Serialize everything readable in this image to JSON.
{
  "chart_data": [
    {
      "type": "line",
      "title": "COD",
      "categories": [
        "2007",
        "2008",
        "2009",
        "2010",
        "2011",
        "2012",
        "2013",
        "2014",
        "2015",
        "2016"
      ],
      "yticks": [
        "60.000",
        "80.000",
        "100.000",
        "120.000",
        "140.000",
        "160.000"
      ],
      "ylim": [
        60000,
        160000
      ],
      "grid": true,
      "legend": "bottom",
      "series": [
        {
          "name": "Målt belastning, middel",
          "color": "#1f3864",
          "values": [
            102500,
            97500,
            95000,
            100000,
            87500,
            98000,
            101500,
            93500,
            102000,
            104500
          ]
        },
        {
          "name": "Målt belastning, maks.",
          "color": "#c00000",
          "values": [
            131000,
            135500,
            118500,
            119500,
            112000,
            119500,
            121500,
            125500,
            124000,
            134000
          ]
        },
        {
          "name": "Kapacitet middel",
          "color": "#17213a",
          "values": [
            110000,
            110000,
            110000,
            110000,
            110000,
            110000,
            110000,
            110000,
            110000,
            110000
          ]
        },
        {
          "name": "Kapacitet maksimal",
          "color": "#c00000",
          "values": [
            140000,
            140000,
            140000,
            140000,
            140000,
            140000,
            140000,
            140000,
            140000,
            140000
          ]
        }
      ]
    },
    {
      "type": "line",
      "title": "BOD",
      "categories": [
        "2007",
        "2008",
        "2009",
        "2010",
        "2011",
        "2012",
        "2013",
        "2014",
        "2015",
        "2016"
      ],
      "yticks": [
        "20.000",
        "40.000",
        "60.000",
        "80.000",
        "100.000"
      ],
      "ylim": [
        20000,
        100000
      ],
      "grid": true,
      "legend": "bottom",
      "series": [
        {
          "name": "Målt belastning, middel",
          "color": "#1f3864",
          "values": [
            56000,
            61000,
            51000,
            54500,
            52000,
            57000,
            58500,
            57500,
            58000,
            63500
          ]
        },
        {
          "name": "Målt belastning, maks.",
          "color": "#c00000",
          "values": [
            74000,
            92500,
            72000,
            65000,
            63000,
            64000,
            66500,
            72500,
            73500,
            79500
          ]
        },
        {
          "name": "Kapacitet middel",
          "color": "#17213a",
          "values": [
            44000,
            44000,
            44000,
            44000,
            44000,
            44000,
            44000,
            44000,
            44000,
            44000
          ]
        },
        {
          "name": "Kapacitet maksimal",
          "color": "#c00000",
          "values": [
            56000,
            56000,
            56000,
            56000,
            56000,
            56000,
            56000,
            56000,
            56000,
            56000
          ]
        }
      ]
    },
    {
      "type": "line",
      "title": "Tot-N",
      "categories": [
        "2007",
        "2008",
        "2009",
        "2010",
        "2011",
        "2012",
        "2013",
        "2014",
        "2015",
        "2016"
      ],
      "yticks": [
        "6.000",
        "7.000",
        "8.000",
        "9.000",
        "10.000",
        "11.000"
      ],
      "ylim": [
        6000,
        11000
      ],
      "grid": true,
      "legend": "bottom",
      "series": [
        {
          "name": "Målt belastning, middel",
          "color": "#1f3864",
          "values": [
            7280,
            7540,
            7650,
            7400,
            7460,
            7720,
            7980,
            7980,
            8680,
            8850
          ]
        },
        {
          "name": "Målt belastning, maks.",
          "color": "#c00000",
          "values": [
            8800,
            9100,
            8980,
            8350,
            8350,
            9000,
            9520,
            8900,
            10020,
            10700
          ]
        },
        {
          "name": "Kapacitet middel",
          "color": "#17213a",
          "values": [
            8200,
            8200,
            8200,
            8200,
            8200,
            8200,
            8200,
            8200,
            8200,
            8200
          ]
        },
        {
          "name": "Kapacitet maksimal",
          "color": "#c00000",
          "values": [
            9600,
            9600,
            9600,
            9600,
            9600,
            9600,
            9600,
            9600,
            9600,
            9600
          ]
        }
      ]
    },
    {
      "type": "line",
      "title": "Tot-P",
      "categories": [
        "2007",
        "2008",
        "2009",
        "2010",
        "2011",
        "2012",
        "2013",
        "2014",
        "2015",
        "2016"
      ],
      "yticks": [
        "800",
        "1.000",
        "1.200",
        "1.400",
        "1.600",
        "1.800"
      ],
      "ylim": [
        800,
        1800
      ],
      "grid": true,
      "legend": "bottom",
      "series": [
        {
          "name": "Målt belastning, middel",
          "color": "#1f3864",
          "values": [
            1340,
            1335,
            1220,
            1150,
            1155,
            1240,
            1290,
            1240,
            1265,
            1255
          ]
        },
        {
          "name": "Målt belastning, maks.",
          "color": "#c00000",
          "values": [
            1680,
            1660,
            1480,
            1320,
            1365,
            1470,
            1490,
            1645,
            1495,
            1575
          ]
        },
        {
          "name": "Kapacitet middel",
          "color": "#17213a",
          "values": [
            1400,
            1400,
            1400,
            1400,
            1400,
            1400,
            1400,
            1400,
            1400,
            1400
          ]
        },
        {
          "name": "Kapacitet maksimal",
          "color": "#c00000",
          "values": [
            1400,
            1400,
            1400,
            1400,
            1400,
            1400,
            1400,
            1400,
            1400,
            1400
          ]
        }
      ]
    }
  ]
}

* * *

Copy out every entry again, exactly as it was given.

The response>
Serialize everything readable in this image to JSON.
{
  "chart_data": [
    {
      "type": "line",
      "title": "COD",
      "categories": [
        "2007",
        "2008",
        "2009",
        "2010",
        "2011",
        "2012",
        "2013",
        "2014",
        "2015",
        "2016"
      ],
      "yticks": [
        "60.000",
        "80.000",
        "100.000",
        "120.000",
        "140.000",
        "160.000"
      ],
      "ylim": [
        60000,
        160000
      ],
      "grid": true,
      "legend": "bottom",
      "series": [
        {
          "name": "Målt belastning, middel",
          "color": "#1f3864",
          "values": [
            102500,
            97500,
            95000,
            100000,
            87500,
            98000,
            101500,
            93500,
            102000,
            104500
          ]
        },
        {
          "name": "Målt belastning, maks.",
          "color": "#c00000",
          "values": [
            131000,
            135500,
            118500,
            119500,
            112000,
            119500,
            121500,
            125500,
            124000,
            134000
          ]
        },
        {
          "name": "Kapacitet middel",
          "color": "#17213a",
          "values": [
            110000,
            110000,
            110000,
            110000,
            110000,
            110000,
            110000,
            110000,
            110000,
            110000
          ]
        },
        {
          "name": "Kapacitet maksimal",
          "color": "#c00000",
          "values": [
            140000,
            140000,
            140000,
            140000,
            140000,
            140000,
            140000,
            140000,
            140000,
            140000
          ]
        }
      ]
    },
    {
      "type": "line",
      "title": "BOD",
      "categories": [
        "2007",
        "2008",
        "2009",
        "2010",
        "2011",
        "2012",
        "2013",
        "2014",
        "2015",
        "2016"
      ],
      "yticks": [
        "20.000",
        "40.000",
        "60.000",
        "80.000",
        "100.000"
      ],
      "ylim": [
        20000,
        100000
      ],
      "grid": true,
      "legend": "bottom",
      "series": [
        {
          "name": "Målt belastning, middel",
          "color": "#1f3864",
          "values": [
            56000,
            61000,
            51000,
            54500,
            52000,
            57000,
            58500,
            57500,
            58000,
            63500
          ]
        },
        {
          "name": "Målt belastning, maks.",
          "color": "#c00000",
          "values": [
            74000,
            92500,
            72000,
            65000,
            63000,
            64000,
            66500,
            72500,
            73500,
            79500
          ]
        },
        {
          "name": "Kapacitet middel",
          "color": "#17213a",
          "values": [
            44000,
            44000,
            44000,
            44000,
            44000,
            44000,
            44000,
            44000,
            44000,
            44000
          ]
        },
        {
          "name": "Kapacitet maksimal",
          "color": "#c00000",
          "values": [
            56000,
            56000,
            56000,
            56000,
            56000,
            56000,
            56000,
            56000,
            56000,
            56000
          ]
        }
      ]
    },
    {
      "type": "line",
      "title": "Tot-N",
      "categories": [
        "2007",
        "2008",
        "2009",
        "2010",
        "2011",
        "2012",
        "2013",
        "2014",
        "2015",
        "2016"
      ],
      "yticks": [
        "6.000",
        "7.000",
        "8.000",
        "9.000",
        "10.000",
        "11.000"
      ],
      "ylim": [
        6000,
        11000
      ],
      "grid": true,
      "legend": "bottom",
      "series": [
        {
          "name": "Målt belastning, middel",
          "color": "#1f3864",
          "values": [
            7280,
            7540,
            7650,
            7400,
            7460,
            7720,
            7980,
            7980,
            8680,
            8850
          ]
        },
        {
          "name": "Målt belastning, maks.",
          "color": "#c00000",
          "values": [
            8800,
            9100,
            8980,
            8350,
            8350,
            9000,
            9520,
            8900,
            10020,
            10700
          ]
        },
        {
          "name": "Kapacitet middel",
          "color": "#17213a",
          "values": [
            8200,
            8200,
            8200,
            8200,
            8200,
            8200,
            8200,
            8200,
            8200,
            8200
          ]
        },
        {
          "name": "Kapacitet maksimal",
          "color": "#c00000",
          "values": [
            9600,
            9600,
            9600,
            9600,
            9600,
            9600,
            9600,
            9600,
            9600,
            9600
          ]
        }
      ]
    },
    {
      "type": "line",
      "title": "Tot-P",
      "categories": [
        "2007",
        "2008",
        "2009",
        "2010",
        "2011",
        "2012",
        "2013",
        "2014",
        "2015",
        "2016"
      ],
      "yticks": [
        "800",
        "1.000",
        "1.200",
        "1.400",
        "1.600",
        "1.800"
      ],
      "ylim": [
        800,
        1800
      ],
      "grid": true,
      "legend": "bottom",
      "series": [
        {
          "name": "Målt belastning, middel",
          "color": "#1f3864",
          "values": [
            1340,
            1335,
            1220,
            1150,
            1155,
            1240,
            1290,
            1240,
            1265,
            1255
          ]
        },
        {
          "name": "Målt belastning, maks.",
          "color": "#c00000",
          "values": [
            1680,
            1660,
            1480,
            1320,
            1365,
            1470,
            1490,
            1645,
            1495,
            1575
          ]
        },
        {
          "name": "Kapacitet middel",
          "color": "#17213a",
          "values": [
            1400,
            1400,
            1400,
            1400,
            1400,
            1400,
            1400,
            1400,
            1400,
            1400
          ]
        },
        {
          "name": "Kapacitet maksimal",
          "color": "#c00000",
          "values": [
            1400,
            1400,
            1400,
            1400,
            1400,
            1400,
            1400,
            1400,
            1400,
            1400
          ]
        }
      ]
    }
  ]
}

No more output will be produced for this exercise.